STATED GOAL 1 = Rename "sidebar-item-label" to "sidebar-entry-label" in the records, from the first line through the line holding "bell-icon xyxy=(116,386,134,402)", inclusive, and give those lines again with nothing else altered.
====== TEXT PROVIDED
# Transient Absorption TK4
Import libraries

In [None]:
import numpy as np
import pandas as pd
import scipy.optimize as opt
from scipy import stats

import matplotlib.pyplot as plt
plt.style.use('seaborn-whitegrid')
%matplotlib notebook

## Import data
First import and plot the ascorbic acid, water and methylene blue files:

In [None]:
ascorbic2 = pd.read_csv('Files/GROUP A PM Ascorbic SPECTRUM.txt', 
                             delimiter='\t', 
                        skiprows=17,
                        skipfooter=1,
                             names=['wavelength', 'absorbance'])

In [None]:
water = pd.read_csv('Files/GROUP A PM WATER BLANK .txt', 
                             delimiter='\t', 
                        skiprows=17,
                        skipfooter=1,
                             names=['wavelength', 'absorbance'])

In [None]:
methylblue = pd.read_csv('Files/Methyl blue.txt', 
                             delimiter='\t', 
                        skiprows=17,
                        skipfooter=1,
                             names=['wavelength', 'absorbance'])

In [None]:
fig = plt.figure()

plt.plot(water['wavelength'], water['absorbance'], label='water')
plt.plot(ascorbic2['wavelength'], ascorbic2['absorbance'], label='ascorbic acid')
plt.plot(methylblue['wavelength'], methylblue['absorbance'], label='methylene blue')
plt.legend()
plt.show()

*In what regions do ascorbic acid and methylene blue absorb? What wavelength should be monitored for the kinetics?*

---
## Import decay curves

Import the decay curves (done in triplicate) and check the file metadata. Over what wavelength range was the absorption measured?

In [None]:
allfiles = !ls Files/GroupA* # Find all files in the current directory (folder) beginning with GroupA
allfiles

In [None]:
def import_file(i):
    a = pd.read_csv(allfiles[i],  
                    skiprows=5,  
                    sep='\t', 
                    usecols=[1,2],
                    names=['time', 'absorbance'])
    return a

In [None]:
A1 = import_file(0)
A2 = import_file(1)
A3 = import_file(2)
B1 = import_file(3)
B2 = import_file(4)
B3 = import_file(5)
C1 = import_file(6)
C2 = import_file(7)
C3 = import_file(8)
D1 = import_file(9)
D2 = import_file(10)
D3 = import_file(11)
E1 = import_file(12)
E2 = import_file(13)
E3 = import_file(14)

In [None]:
A1

Plot the first three decay curves (the A sample in triplicate). Then repeat (copy and paste the cell below) for the remaining samples B-E. Label them appropriately.

In [None]:
fig = plt.figure()
============
STATED GOAL 2 = Using the transient absorption notebook, say whether each statement agrees with it: (a) the decay curve files are read with five rows skipped; (b) the methylene blue spectrum is loaded from a file named "Methylene blue.txt"; (c) the decay curves were measured in duplicate.
====== INPUT MATERIAL
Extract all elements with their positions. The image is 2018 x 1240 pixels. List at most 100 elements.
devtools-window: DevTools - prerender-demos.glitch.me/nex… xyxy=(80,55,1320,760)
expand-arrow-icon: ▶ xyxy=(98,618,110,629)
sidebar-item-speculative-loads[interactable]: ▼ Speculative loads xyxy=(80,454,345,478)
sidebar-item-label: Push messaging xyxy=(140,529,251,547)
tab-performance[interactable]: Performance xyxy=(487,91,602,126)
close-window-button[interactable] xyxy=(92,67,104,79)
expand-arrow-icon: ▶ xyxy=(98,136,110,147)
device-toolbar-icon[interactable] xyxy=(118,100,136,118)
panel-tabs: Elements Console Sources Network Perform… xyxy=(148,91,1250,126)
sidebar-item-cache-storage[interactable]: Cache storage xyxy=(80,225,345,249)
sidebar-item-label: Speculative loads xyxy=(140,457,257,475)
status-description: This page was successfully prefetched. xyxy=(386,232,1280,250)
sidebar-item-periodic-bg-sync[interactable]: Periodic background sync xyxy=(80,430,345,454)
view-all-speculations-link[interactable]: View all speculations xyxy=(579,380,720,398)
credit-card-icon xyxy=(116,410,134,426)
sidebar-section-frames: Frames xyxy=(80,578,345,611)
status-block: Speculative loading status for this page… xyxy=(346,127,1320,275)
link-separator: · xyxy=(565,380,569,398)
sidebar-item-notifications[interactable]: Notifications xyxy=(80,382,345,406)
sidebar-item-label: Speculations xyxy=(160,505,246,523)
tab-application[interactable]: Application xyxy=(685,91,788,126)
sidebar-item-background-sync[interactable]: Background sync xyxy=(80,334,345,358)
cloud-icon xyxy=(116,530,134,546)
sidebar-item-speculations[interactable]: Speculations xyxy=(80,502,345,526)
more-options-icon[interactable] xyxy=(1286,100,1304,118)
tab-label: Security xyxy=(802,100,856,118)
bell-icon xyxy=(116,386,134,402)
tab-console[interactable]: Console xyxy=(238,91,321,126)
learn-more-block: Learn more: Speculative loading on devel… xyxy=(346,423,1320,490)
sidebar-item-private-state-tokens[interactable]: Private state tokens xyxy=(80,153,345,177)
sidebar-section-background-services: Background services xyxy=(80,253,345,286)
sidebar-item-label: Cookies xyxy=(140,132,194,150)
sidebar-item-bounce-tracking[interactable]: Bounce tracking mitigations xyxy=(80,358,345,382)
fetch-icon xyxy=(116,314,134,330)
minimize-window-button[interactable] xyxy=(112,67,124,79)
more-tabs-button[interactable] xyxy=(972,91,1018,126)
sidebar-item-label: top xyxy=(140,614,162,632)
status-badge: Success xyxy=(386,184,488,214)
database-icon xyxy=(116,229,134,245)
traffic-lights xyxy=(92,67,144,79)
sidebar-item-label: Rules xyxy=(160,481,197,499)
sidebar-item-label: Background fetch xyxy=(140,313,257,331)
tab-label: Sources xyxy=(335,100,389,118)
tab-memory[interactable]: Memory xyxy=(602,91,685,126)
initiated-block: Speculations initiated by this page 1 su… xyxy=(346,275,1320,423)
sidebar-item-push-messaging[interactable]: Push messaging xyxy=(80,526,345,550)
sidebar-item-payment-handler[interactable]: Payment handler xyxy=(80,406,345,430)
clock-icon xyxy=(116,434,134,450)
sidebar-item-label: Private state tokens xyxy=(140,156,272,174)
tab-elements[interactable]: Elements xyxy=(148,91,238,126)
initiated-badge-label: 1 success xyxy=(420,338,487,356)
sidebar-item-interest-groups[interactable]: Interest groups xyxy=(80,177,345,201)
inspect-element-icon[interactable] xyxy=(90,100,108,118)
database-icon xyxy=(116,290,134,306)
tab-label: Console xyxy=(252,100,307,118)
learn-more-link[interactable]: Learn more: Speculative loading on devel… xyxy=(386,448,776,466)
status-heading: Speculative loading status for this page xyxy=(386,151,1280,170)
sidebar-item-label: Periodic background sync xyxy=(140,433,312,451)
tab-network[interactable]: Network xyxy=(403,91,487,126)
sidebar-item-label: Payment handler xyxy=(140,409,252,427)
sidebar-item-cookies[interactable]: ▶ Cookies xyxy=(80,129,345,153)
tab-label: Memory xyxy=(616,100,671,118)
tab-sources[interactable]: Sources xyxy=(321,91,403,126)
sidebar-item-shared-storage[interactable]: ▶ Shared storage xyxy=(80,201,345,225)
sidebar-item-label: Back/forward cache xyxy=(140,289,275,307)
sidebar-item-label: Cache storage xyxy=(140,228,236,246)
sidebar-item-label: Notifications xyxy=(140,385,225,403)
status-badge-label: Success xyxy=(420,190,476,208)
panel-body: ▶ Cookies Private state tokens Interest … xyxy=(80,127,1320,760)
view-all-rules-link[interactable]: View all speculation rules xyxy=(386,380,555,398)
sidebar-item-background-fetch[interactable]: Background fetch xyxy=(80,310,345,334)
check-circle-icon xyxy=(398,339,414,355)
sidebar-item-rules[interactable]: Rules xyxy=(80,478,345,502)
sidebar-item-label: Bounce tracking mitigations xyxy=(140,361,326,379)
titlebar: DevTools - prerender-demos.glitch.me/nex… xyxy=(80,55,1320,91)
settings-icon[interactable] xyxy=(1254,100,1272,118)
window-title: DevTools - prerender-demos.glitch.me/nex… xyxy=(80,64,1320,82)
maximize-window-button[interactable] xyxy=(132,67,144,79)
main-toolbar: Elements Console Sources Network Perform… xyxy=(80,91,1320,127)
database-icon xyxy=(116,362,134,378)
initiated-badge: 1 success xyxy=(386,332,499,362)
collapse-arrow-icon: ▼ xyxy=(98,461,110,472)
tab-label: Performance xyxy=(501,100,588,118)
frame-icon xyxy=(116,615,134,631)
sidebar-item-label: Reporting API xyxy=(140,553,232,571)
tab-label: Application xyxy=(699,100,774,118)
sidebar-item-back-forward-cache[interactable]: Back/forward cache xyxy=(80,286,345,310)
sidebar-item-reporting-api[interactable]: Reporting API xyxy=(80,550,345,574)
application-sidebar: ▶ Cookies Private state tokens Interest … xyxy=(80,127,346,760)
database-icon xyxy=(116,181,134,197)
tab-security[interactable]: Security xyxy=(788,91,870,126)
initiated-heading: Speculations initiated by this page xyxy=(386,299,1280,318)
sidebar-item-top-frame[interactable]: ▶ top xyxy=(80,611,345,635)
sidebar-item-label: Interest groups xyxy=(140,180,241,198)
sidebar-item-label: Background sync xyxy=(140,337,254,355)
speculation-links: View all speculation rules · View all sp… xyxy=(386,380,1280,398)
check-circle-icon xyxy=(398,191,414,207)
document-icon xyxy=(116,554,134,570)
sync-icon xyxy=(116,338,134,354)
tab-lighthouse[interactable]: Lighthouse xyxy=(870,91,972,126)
============
WORKED SOLUTION 1 =
Extract all elements with their positions. The image is 2018 x 1240 pixels. List at most 100 elements.
devtools-window: DevTools - prerender-demos.glitch.me/nex… xyxy=(80,55,1320,760)
expand-arrow-icon: ▶ xyxy=(98,618,110,629)
sidebar-item-speculative-loads[interactable]: ▼ Speculative loads xyxy=(80,454,345,478)
sidebar-entry-label: Push messaging xyxy=(140,529,251,547)
tab-performance[interactable]: Performance xyxy=(487,91,602,126)
close-window-button[interactable] xyxy=(92,67,104,79)
expand-arrow-icon: ▶ xyxy=(98,136,110,147)
device-toolbar-icon[interactable] xyxy=(118,100,136,118)
panel-tabs: Elements Console Sources Network Perform… xyxy=(148,91,1250,126)
sidebar-item-cache-storage[interactable]: Cache storage xyxy=(80,225,345,249)
sidebar-entry-label: Speculative loads xyxy=(140,457,257,475)
status-description: This page was successfully prefetched. xyxy=(386,232,1280,250)
sidebar-item-periodic-bg-sync[interactable]: Periodic background sync xyxy=(80,430,345,454)
view-all-speculations-link[interactable]: View all speculations xyxy=(579,380,720,398)
credit-card-icon xyxy=(116,410,134,426)
sidebar-section-frames: Frames xyxy=(80,578,345,611)
status-block: Speculative loading status for this page… xyxy=(346,127,1320,275)
link-separator: · xyxy=(565,380,569,398)
sidebar-item-notifications[interactable]: Notifications xyxy=(80,382,345,406)
sidebar-entry-label: Speculations xyxy=(160,505,246,523)
tab-application[interactable]: Application xyxy=(685,91,788,126)
sidebar-item-background-sync[interactable]: Background sync xyxy=(80,334,345,358)
cloud-icon xyxy=(116,530,134,546)
sidebar-item-speculations[interactable]: Speculations xyxy=(80,502,345,526)
more-options-icon[interactable] xyxy=(1286,100,1304,118)
tab-label: Security xyxy=(802,100,856,118)
bell-icon xyxy=(116,386,134,402)

WORKED SOLUTION 2 =
(a) Yes: "skiprows=5"
(b) No: "'Files/Methyl blue.txt'"
(c) No: "done in triplicate"